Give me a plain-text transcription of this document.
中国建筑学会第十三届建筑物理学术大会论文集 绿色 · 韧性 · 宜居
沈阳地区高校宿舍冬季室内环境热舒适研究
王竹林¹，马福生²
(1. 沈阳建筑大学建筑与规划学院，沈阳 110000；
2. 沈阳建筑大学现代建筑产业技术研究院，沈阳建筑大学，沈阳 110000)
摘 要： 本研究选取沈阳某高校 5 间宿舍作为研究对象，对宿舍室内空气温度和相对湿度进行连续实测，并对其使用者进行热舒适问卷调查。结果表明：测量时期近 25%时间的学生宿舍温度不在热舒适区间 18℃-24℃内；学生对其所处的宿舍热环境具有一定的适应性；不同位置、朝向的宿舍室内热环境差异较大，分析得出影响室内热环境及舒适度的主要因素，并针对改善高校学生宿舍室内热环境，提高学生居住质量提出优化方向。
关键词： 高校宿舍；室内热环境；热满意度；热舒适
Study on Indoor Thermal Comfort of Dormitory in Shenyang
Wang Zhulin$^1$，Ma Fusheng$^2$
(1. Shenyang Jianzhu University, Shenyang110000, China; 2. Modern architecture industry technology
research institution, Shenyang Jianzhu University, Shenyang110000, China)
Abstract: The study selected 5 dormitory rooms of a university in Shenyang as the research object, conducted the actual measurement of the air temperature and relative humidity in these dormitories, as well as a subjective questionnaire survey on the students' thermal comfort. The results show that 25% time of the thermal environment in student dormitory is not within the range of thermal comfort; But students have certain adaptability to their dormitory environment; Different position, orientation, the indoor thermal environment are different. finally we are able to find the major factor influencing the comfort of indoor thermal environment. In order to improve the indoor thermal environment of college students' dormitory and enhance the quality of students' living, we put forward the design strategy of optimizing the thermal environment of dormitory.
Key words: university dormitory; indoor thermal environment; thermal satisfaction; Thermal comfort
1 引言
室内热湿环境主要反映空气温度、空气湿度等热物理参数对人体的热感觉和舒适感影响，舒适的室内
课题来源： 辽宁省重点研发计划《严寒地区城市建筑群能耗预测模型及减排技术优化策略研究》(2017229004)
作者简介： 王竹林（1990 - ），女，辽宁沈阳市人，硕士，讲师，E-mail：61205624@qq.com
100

**Exercise objective**
Of the lines in the listing above, how many hold the string "China"? Reply with the number only.

**Answer to the exercise**
2